#### [TASK REQUIREMENTS]
Find every line in the records below that contains the word "description", and copy each such line.

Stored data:
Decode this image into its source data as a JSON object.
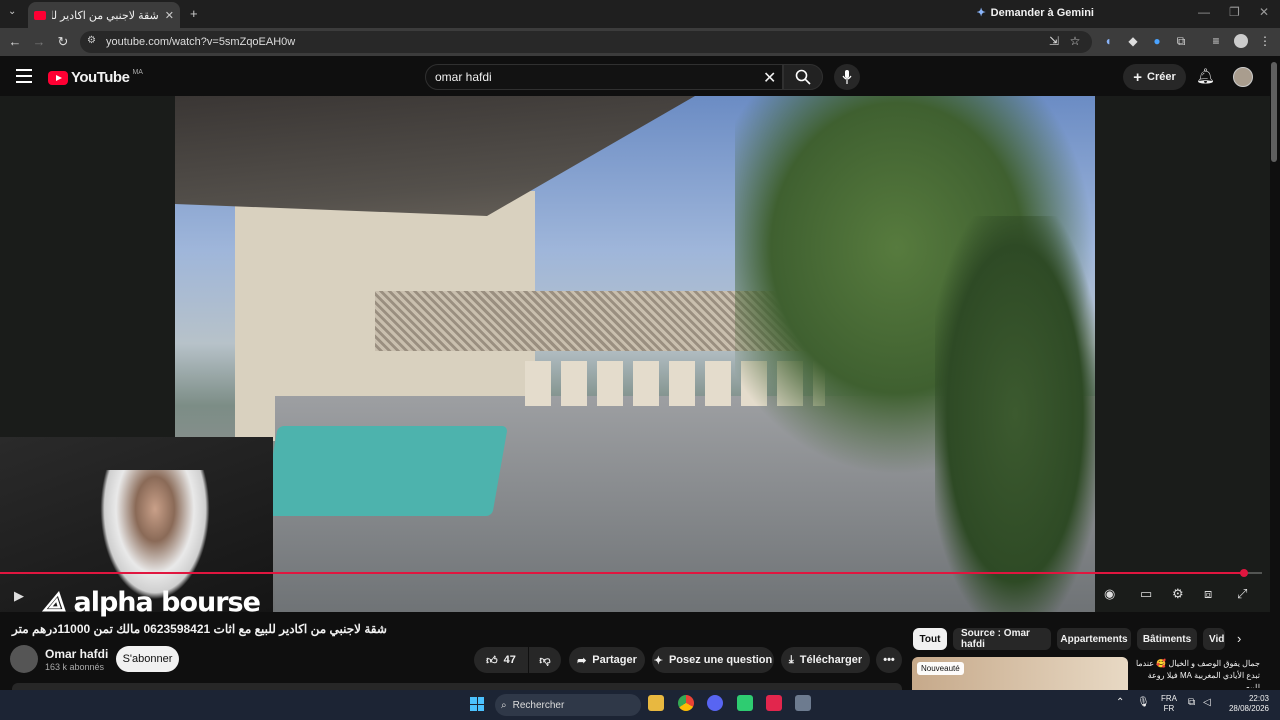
{
  "browser": {
    "tab_title": "شقة لاجنبي من اكادير للبيع مع اثا",
    "gemini_label": "Demander à Gemini",
    "url": "youtube.com/watch?v=5smZqoEAH0w"
  },
  "youtube": {
    "logo_text": "YouTube",
    "country_code": "MA",
    "search_value": "omar hafdi",
    "create_label": "Créer"
  },
  "player": {
    "watermark": "alpha bourse",
    "progress_fraction": 0.985
  },
  "video": {
    "title": "شقة لاجنبي من اكادير للبيع مع اثات 0623598421 مالك تمن 11000درهم متر",
    "channel_name": "Omar hafdi",
    "subscribers": "163 k abonnés",
    "subscribe_label": "S'abonner",
    "likes": "47",
    "share_label": "Partager",
    "ask_label": "Posez une question",
    "download_label": "Télécharger"
  },
  "chips": [
    "Tout",
    "Source : Omar hafdi",
    "Appartements",
    "Bâtiments",
    "Vid"
  ],
  "recommendation": {
    "badge": "Nouveauté",
    "title": "جمال يفوق الوصف و الخيال 🥰 عندما تبدع الأيادي المغربية MA فيلا روعة للبيع"
  },
  "taskbar": {
    "search_label": "Rechercher",
    "lang_top": "FRA",
    "lang_bottom": "FR",
    "time": "22:03",
    "date": "28/08/2026"
  },
  "colors": {
    "youtube_red": "#ff0033",
    "progress_red": "#e0163f",
    "taskbar": "#1c2434"
  }
}
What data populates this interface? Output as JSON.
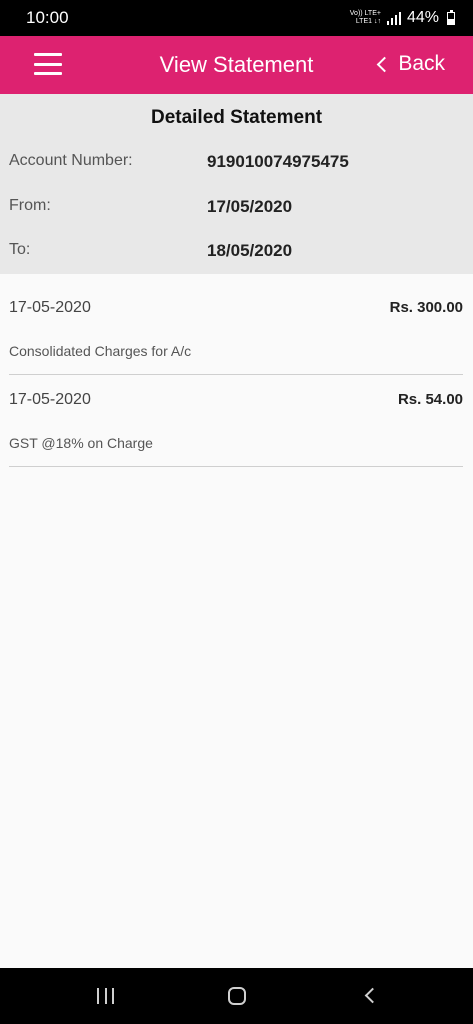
{
  "status_bar": {
    "time": "10:00",
    "net_top": "Vo)) LTE+",
    "net_bottom": "LTE1 ↓↑",
    "battery_percent": "44%"
  },
  "app_bar": {
    "title": "View Statement",
    "back_label": "Back",
    "menu_icon": "hamburger-menu-icon",
    "background_color": "#dd2270"
  },
  "statement": {
    "title": "Detailed Statement",
    "account_label": "Account Number:",
    "account_value": "919010074975475",
    "from_label": "From:",
    "from_value": "17/05/2020",
    "to_label": "To:",
    "to_value": "18/05/2020"
  },
  "transactions": [
    {
      "date": "17-05-2020",
      "amount": "Rs. 300.00",
      "description": "Consolidated Charges for A/c"
    },
    {
      "date": "17-05-2020",
      "amount": "Rs. 54.00",
      "description": "GST @18% on Charge"
    }
  ],
  "nav_bar": {
    "icons": [
      "recents-icon",
      "home-icon",
      "back-icon"
    ]
  }
}
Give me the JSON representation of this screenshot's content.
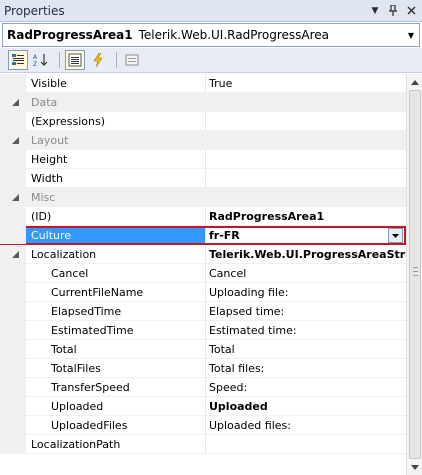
{
  "panel": {
    "title": "Properties"
  },
  "object_selector": {
    "name": "RadProgressArea1",
    "type": "Telerik.Web.UI.RadProgressArea"
  },
  "toolbar": {
    "buttons": [
      {
        "icon": "categorized-icon",
        "active": true
      },
      {
        "icon": "alphabetical-sort-icon",
        "active": false
      },
      {
        "icon": "properties-icon",
        "active": true
      },
      {
        "icon": "events-lightning-icon",
        "active": false
      },
      {
        "icon": "property-pages-icon",
        "active": false
      }
    ]
  },
  "rows": [
    {
      "kind": "prop",
      "name": "Visible",
      "value": "True"
    },
    {
      "kind": "cat",
      "name": "Data"
    },
    {
      "kind": "prop",
      "name": "(Expressions)",
      "value": ""
    },
    {
      "kind": "cat",
      "name": "Layout"
    },
    {
      "kind": "prop",
      "name": "Height",
      "value": ""
    },
    {
      "kind": "prop",
      "name": "Width",
      "value": ""
    },
    {
      "kind": "cat",
      "name": "Misc"
    },
    {
      "kind": "prop",
      "name": "(ID)",
      "value": "RadProgressArea1",
      "bold": true
    },
    {
      "kind": "prop",
      "name": "Culture",
      "value": "fr-FR",
      "bold": true,
      "selected": true
    },
    {
      "kind": "expandable",
      "name": "Localization",
      "value": "Telerik.Web.UI.ProgressAreaString",
      "bold": true
    },
    {
      "kind": "sub",
      "name": "Cancel",
      "value": "Cancel"
    },
    {
      "kind": "sub",
      "name": "CurrentFileName",
      "value": "Uploading file:"
    },
    {
      "kind": "sub",
      "name": "ElapsedTime",
      "value": "Elapsed time:"
    },
    {
      "kind": "sub",
      "name": "EstimatedTime",
      "value": "Estimated time:"
    },
    {
      "kind": "sub",
      "name": "Total",
      "value": "Total"
    },
    {
      "kind": "sub",
      "name": "TotalFiles",
      "value": "Total files:"
    },
    {
      "kind": "sub",
      "name": "TransferSpeed",
      "value": "Speed:"
    },
    {
      "kind": "sub",
      "name": "Uploaded",
      "value": "Uploaded",
      "bold": true
    },
    {
      "kind": "sub",
      "name": "UploadedFiles",
      "value": "Uploaded files:"
    },
    {
      "kind": "prop",
      "name": "LocalizationPath",
      "value": ""
    }
  ],
  "colors": {
    "selection": "#3399ff",
    "highlight_border": "#c0182a",
    "category_bg": "#f0f0f0"
  }
}
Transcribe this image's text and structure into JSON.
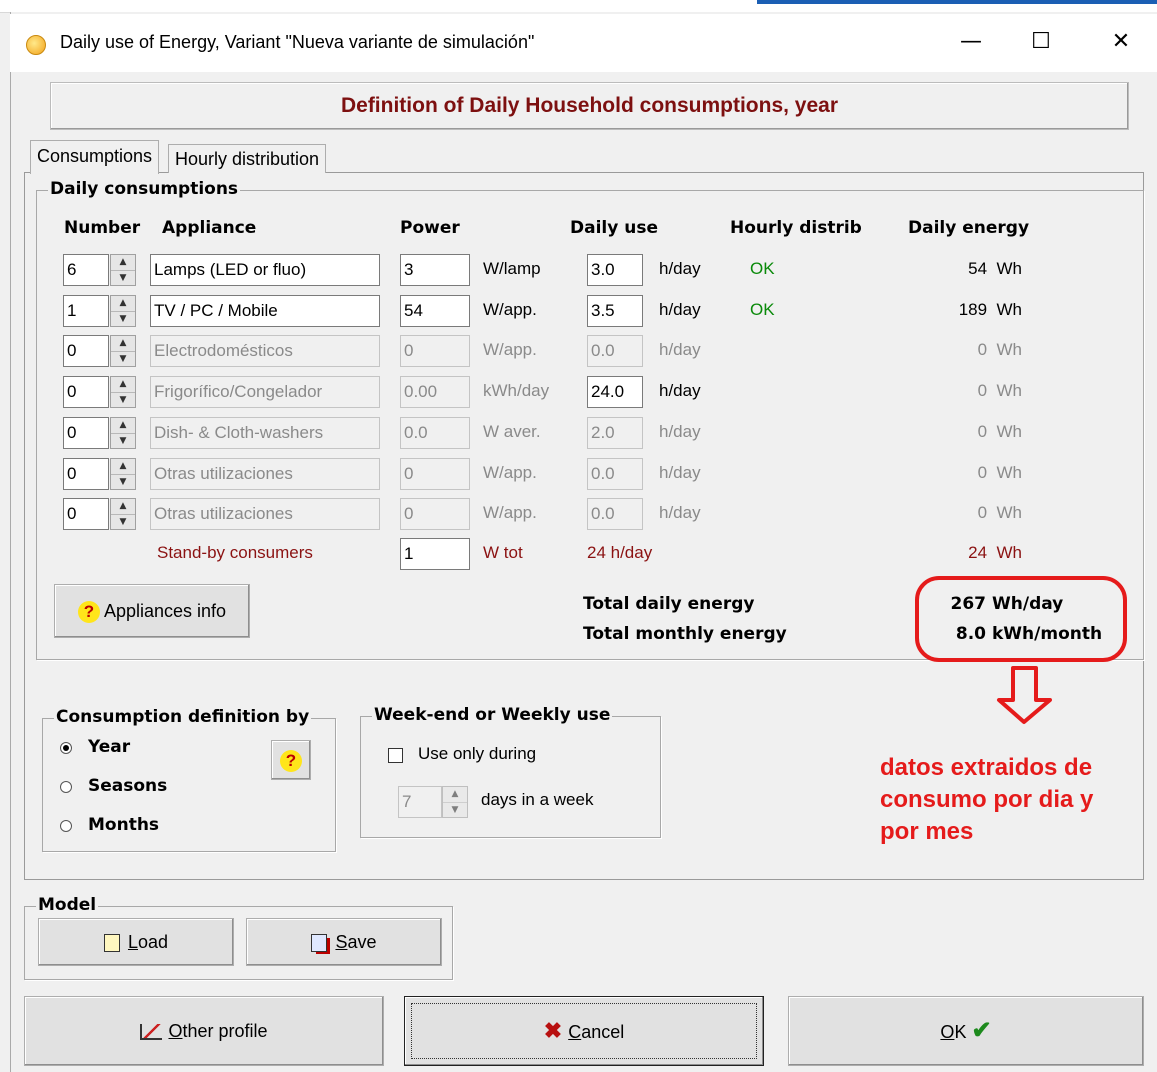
{
  "window": {
    "title": "Daily use of Energy, Variant  \"Nueva variante de simulación\"",
    "min_symbol": "—",
    "max_symbol": "☐",
    "close_symbol": "✕"
  },
  "header_title": "Definition of Daily Household consumptions, year",
  "tabs": [
    {
      "label": "Consumptions"
    },
    {
      "label": "Hourly distribution"
    }
  ],
  "daily_consumptions": {
    "group_label": "Daily consumptions",
    "headers": {
      "number": "Number",
      "appliance": "Appliance",
      "power": "Power",
      "daily_use": "Daily use",
      "hourly_distrib": "Hourly distrib",
      "daily_energy": "Daily energy"
    },
    "rows": [
      {
        "number": "6",
        "appliance": "Lamps (LED or fluo)",
        "power": "3",
        "power_unit": "W/lamp",
        "use": "3.0",
        "use_unit": "h/day",
        "distrib": "OK",
        "energy": "54  Wh",
        "enabled": true
      },
      {
        "number": "1",
        "appliance": "TV / PC / Mobile",
        "power": "54",
        "power_unit": "W/app.",
        "use": "3.5",
        "use_unit": "h/day",
        "distrib": "OK",
        "energy": "189  Wh",
        "enabled": true
      },
      {
        "number": "0",
        "appliance": "Electrodomésticos",
        "power": "0",
        "power_unit": "W/app.",
        "use": "0.0",
        "use_unit": "h/day",
        "distrib": "",
        "energy": "0  Wh",
        "enabled": false
      },
      {
        "number": "0",
        "appliance": "Frigorífico/Congelador",
        "power": "0.00",
        "power_unit": "kWh/day",
        "use": "24.0",
        "use_unit": "h/day",
        "distrib": "",
        "energy": "0  Wh",
        "enabled": false,
        "use_enabled": true
      },
      {
        "number": "0",
        "appliance": "Dish- & Cloth-washers",
        "power": "0.0",
        "power_unit": "W aver.",
        "use": "2.0",
        "use_unit": "h/day",
        "distrib": "",
        "energy": "0  Wh",
        "enabled": false
      },
      {
        "number": "0",
        "appliance": "Otras utilizaciones",
        "power": "0",
        "power_unit": "W/app.",
        "use": "0.0",
        "use_unit": "h/day",
        "distrib": "",
        "energy": "0  Wh",
        "enabled": false
      },
      {
        "number": "0",
        "appliance": "Otras utilizaciones",
        "power": "0",
        "power_unit": "W/app.",
        "use": "0.0",
        "use_unit": "h/day",
        "distrib": "",
        "energy": "0  Wh",
        "enabled": false
      }
    ],
    "standby": {
      "label": "Stand-by consumers",
      "power": "1",
      "unit": "W tot",
      "use": "24 h/day",
      "energy": "24  Wh"
    },
    "appliances_info_label": "Appliances info",
    "total_daily_label": "Total daily energy",
    "total_daily_value": "267",
    "total_daily_unit": "Wh/day",
    "total_monthly_label": "Total monthly energy",
    "total_monthly_value": "8.0",
    "total_monthly_unit": "kWh/month"
  },
  "consumption_definition": {
    "group_label": "Consumption definition by",
    "options": [
      "Year",
      "Seasons",
      "Months"
    ],
    "selected": "Year"
  },
  "weekend": {
    "group_label": "Week-end or Weekly use",
    "checkbox_label": "Use only during",
    "checked": false,
    "days_value": "7",
    "days_label": "days in a week"
  },
  "annotation": {
    "text_lines": [
      "datos extraidos de",
      "consumo por dia y",
      "por mes"
    ],
    "color": "#e51b1b"
  },
  "model": {
    "group_label": "Model",
    "load_prefix": "",
    "load_key": "L",
    "load_rest": "oad",
    "save_key": "S",
    "save_rest": "ave"
  },
  "footer": {
    "other_key": "O",
    "other_rest": "ther profile",
    "cancel_key": "C",
    "cancel_rest": "ancel",
    "ok_key": "O",
    "ok_rest": "K"
  }
}
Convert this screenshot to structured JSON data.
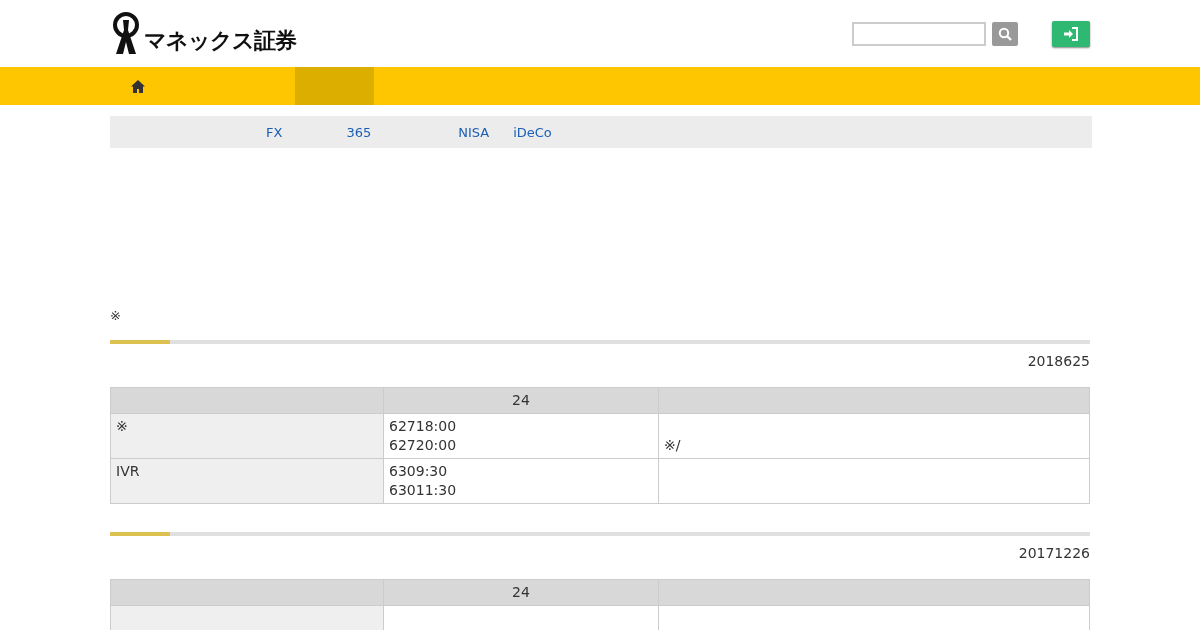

#### [THE REPLY]
      "description": "Consolidated Charges for A/c"
      "description": "GST @18% on Charge"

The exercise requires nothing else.